*Short exercise*
Make an exact copy of all the records.

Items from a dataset

+++++

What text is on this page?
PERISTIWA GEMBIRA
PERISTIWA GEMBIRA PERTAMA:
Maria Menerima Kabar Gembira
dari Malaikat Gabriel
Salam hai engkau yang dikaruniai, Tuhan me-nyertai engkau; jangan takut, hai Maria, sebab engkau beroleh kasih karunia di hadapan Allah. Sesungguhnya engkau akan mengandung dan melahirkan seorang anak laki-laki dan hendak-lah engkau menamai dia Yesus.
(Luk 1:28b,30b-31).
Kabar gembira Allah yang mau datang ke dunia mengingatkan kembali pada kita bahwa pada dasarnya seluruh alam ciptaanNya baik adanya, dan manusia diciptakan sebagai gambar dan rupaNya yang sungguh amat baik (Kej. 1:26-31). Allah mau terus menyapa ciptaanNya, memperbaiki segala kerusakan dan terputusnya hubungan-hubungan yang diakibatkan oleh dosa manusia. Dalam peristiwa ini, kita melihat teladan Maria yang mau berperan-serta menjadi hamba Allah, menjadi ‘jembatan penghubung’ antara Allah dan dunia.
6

+++++

*Solution to the problem*
What text is on this page?
PERISTIWA GEMBIRA
PERISTIWA GEMBIRA PERTAMA:
Maria Menerima Kabar Gembira
dari Malaikat Gabriel
Salam hai engkau yang dikaruniai, Tuhan me-nyertai engkau; jangan takut, hai Maria, sebab engkau beroleh kasih karunia di hadapan Allah. Sesungguhnya engkau akan mengandung dan melahirkan seorang anak laki-laki dan hendak-lah engkau menamai dia Yesus.
(Luk 1:28b,30b-31).
Kabar gembira Allah yang mau datang ke dunia mengingatkan kembali pada kita bahwa pada dasarnya seluruh alam ciptaanNya baik adanya, dan manusia diciptakan sebagai gambar dan rupaNya yang sungguh amat baik (Kej. 1:26-31). Allah mau terus menyapa ciptaanNya, memperbaiki segala kerusakan dan terputusnya hubungan-hubungan yang diakibatkan oleh dosa manusia. Dalam peristiwa ini, kita melihat teladan Maria yang mau berperan-serta menjadi hamba Allah, menjadi ‘jembatan penghubung’ antara Allah dan dunia.
6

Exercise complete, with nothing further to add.